▶ _Written task_: From the listing below, extract every line containing "inteiros".

▶ _Information shown_:

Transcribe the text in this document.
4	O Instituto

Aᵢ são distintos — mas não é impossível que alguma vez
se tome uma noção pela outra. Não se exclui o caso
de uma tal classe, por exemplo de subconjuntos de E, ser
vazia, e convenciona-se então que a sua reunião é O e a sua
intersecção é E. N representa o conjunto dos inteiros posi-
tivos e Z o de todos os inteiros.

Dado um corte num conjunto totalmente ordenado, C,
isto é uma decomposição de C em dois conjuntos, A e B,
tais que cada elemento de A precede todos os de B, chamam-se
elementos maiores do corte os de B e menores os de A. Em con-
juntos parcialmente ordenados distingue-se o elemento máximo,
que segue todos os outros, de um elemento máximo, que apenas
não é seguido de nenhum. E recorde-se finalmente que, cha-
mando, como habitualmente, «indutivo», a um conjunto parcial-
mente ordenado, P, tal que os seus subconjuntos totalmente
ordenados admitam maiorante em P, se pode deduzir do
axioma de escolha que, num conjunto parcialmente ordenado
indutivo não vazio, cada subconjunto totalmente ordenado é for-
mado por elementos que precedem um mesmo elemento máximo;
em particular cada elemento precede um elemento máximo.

▶ _Problem solution_:
intersecção é E. N representa o conjunto dos inteiros posi-
tivos e Z o de todos os inteiros.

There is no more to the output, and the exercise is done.